TASK GOAL: From the listing below, work out how many lines contain "Corporativas". Reply with that number only.

INPUT:
______________________________
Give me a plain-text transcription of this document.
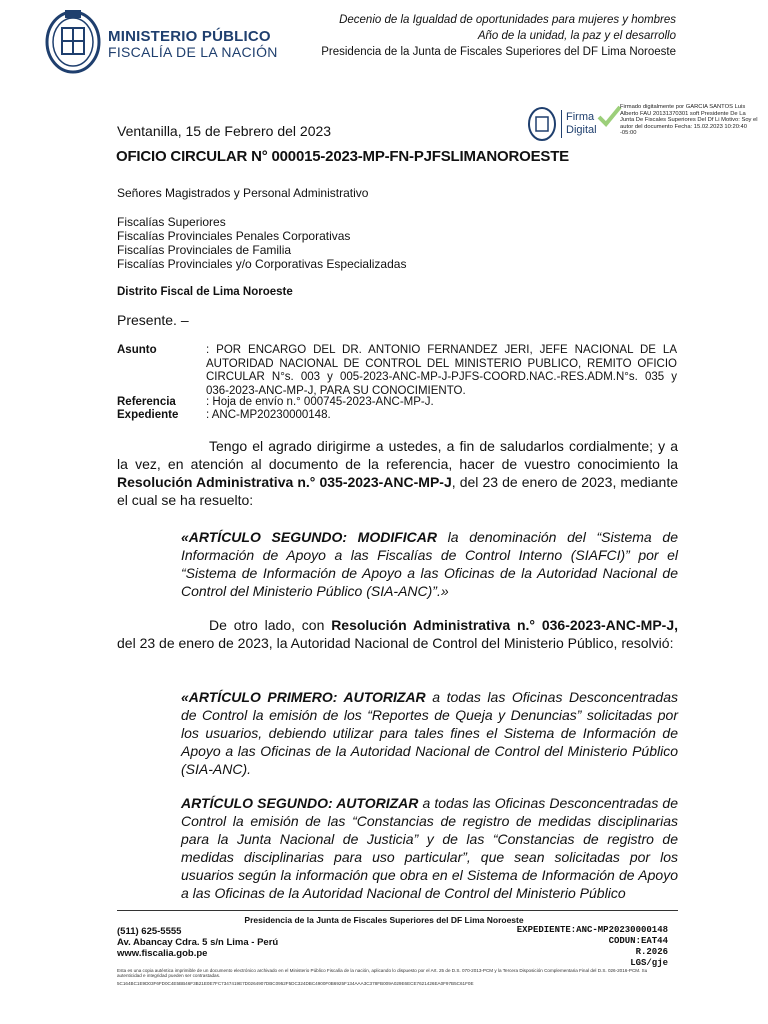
MINISTERIO PÚBLICO
FISCALÍA DE LA NACIÓN
Decenio de la Igualdad de oportunidades para mujeres y hombres
Año de la unidad, la paz y el desarrollo
Presidencia de la Junta de Fiscales Superiores del DF Lima Noroeste
Firma
Digital
Firmado digitalmente por GARCIA SANTOS Luis Alberto FAU 20131370301 soft Presidente De La Junta De Fiscales Superiores Del Df Li Motivo: Soy el autor del documento Fecha: 15.02.2023 10:20:40 -05:00
Ventanilla, 15 de Febrero del 2023
OFICIO CIRCULAR N° 000015-2023-MP-FN-PJFSLIMANOROESTE
Señores Magistrados y Personal Administrativo
Fiscalías Superiores
Fiscalías Provinciales Penales Corporativas
Fiscalías Provinciales de Familia
Fiscalías Provinciales y/o Corporativas Especializadas
Distrito Fiscal de Lima Noroeste
Presente. –
Asunto	: POR ENCARGO DEL DR. ANTONIO FERNANDEZ JERI, JEFE NACIONAL DE LA AUTORIDAD NACIONAL DE CONTROL DEL MINISTERIO PUBLICO, REMITO OFICIO CIRCULAR N°s. 003 y 005-2023-ANC-MP-J-PJFS-COORD.NAC.-RES.ADM.N°s. 035 y 036-2023-ANC-MP-J, PARA SU CONOCIMIENTO.
Referencia	: Hoja de envío n.° 000745-2023-ANC-MP-J.
Expediente : ANC-MP20230000148.
Tengo el agrado dirigirme a ustedes, a fin de saludarlos cordialmente; y a la vez, en atención al documento de la referencia, hacer de vuestro conocimiento la Resolución Administrativa n.° 035-2023-ANC-MP-J, del 23 de enero de 2023, mediante el cual se ha resuelto:
«ARTÍCULO SEGUNDO: MODIFICAR la denominación del “Sistema de Información de Apoyo a las Fiscalías de Control Interno (SIAFCI)” por el “Sistema de Información de Apoyo a las Oficinas de la Autoridad Nacional de Control del Ministerio Público (SIA-ANC)”.»
De otro lado, con Resolución Administrativa n.° 036-2023-ANC-MP-J, del 23 de enero de 2023, la Autoridad Nacional de Control del Ministerio Público, resolvió:
«ARTÍCULO PRIMERO: AUTORIZAR a todas las Oficinas Desconcentradas de Control la emisión de los “Reportes de Queja y Denuncias” solicitadas por los usuarios, debiendo utilizar para tales fines el Sistema de Información de Apoyo a las Oficinas de la Autoridad Nacional de Control del Ministerio Público (SIA-ANC).
ARTÍCULO SEGUNDO: AUTORIZAR a todas las Oficinas Desconcentradas de Control la emisión de las “Constancias de registro de medidas disciplinarias para la Junta Nacional de Justicia” y de las “Constancias de registro de medidas disciplinarias para uso particular”, que sean solicitadas por los usuarios según la información que obra en el Sistema de Información de Apoyo a las Oficinas de la Autoridad Nacional de Control del Ministerio Público
Presidencia de la Junta de Fiscales Superiores del DF Lima Noroeste
(511) 625-5555
Av. Abancay Cdra. 5 s/n Lima - Perú
www.fiscalia.gob.pe
EXPEDIENTE:ANC-MP20230000148
CODUN:EAT44
R.2026
LGS/gje
Esta es una copia auténtica imprimible de un documento electrónico archivado en el Ministerio Público Fiscalía de la nación, aplicando lo dispuesto por el Art. 25 de D.S. 070-2013-PCM y la Tercera Disposición Complementaria Final del D.S. 026-2016-PCM. Su autenticidad e integridad pueden ser contrastadas.
5C164BC1E9D03F6FD0C4E5BB46F3B21E0E7FC7347419E7D0264907DBC0952F5DC324DBC4900F0B6925F134AAA3C378FB009A029E6ECE7621426EA0F97B5C61F0E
______________________________
WRITTEN RESPONSE: 2